:: Job ::
Transcribe each record exactly. Include every one.

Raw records
──────────────────────────────

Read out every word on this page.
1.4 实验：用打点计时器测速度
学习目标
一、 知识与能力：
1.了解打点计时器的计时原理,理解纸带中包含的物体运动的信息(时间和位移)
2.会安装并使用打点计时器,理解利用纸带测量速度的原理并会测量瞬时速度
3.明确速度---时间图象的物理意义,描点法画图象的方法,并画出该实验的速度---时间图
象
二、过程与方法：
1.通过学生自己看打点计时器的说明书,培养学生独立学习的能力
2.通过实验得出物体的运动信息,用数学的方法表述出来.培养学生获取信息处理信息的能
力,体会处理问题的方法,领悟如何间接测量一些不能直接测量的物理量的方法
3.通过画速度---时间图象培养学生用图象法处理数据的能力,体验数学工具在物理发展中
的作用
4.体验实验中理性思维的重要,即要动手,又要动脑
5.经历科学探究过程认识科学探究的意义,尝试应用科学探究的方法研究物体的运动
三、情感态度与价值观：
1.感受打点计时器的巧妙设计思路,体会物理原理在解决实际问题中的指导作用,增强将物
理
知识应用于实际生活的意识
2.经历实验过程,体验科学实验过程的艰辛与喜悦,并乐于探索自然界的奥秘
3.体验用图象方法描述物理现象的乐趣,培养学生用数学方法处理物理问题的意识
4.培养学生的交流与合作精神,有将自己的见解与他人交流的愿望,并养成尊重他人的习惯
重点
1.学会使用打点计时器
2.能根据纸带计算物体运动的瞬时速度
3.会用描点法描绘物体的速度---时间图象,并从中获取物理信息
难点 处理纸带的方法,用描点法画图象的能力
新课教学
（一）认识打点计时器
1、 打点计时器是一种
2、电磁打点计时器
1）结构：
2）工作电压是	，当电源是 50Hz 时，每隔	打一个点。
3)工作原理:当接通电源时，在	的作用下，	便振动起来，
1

──────────────────────────────

:: Response to the exercise ::
Read out every word on this page.
1.4 实验：用打点计时器测速度
学习目标
一、 知识与能力：
1.了解打点计时器的计时原理,理解纸带中包含的物体运动的信息(时间和位移)
2.会安装并使用打点计时器,理解利用纸带测量速度的原理并会测量瞬时速度
3.明确速度---时间图象的物理意义,描点法画图象的方法,并画出该实验的速度---时间图
象
二、过程与方法：
1.通过学生自己看打点计时器的说明书,培养学生独立学习的能力
2.通过实验得出物体的运动信息,用数学的方法表述出来.培养学生获取信息处理信息的能
力,体会处理问题的方法,领悟如何间接测量一些不能直接测量的物理量的方法
3.通过画速度---时间图象培养学生用图象法处理数据的能力,体验数学工具在物理发展中
的作用
4.体验实验中理性思维的重要,即要动手,又要动脑
5.经历科学探究过程认识科学探究的意义,尝试应用科学探究的方法研究物体的运动
三、情感态度与价值观：
1.感受打点计时器的巧妙设计思路,体会物理原理在解决实际问题中的指导作用,增强将物
理
知识应用于实际生活的意识
2.经历实验过程,体验科学实验过程的艰辛与喜悦,并乐于探索自然界的奥秘
3.体验用图象方法描述物理现象的乐趣,培养学生用数学方法处理物理问题的意识
4.培养学生的交流与合作精神,有将自己的见解与他人交流的愿望,并养成尊重他人的习惯
重点
1.学会使用打点计时器
2.能根据纸带计算物体运动的瞬时速度
3.会用描点法描绘物体的速度---时间图象,并从中获取物理信息
难点 处理纸带的方法,用描点法画图象的能力
新课教学
（一）认识打点计时器
1、 打点计时器是一种
2、电磁打点计时器
1）结构：
2）工作电压是	，当电源是 50Hz 时，每隔	打一个点。
3)工作原理:当接通电源时，在	的作用下，	便振动起来，
1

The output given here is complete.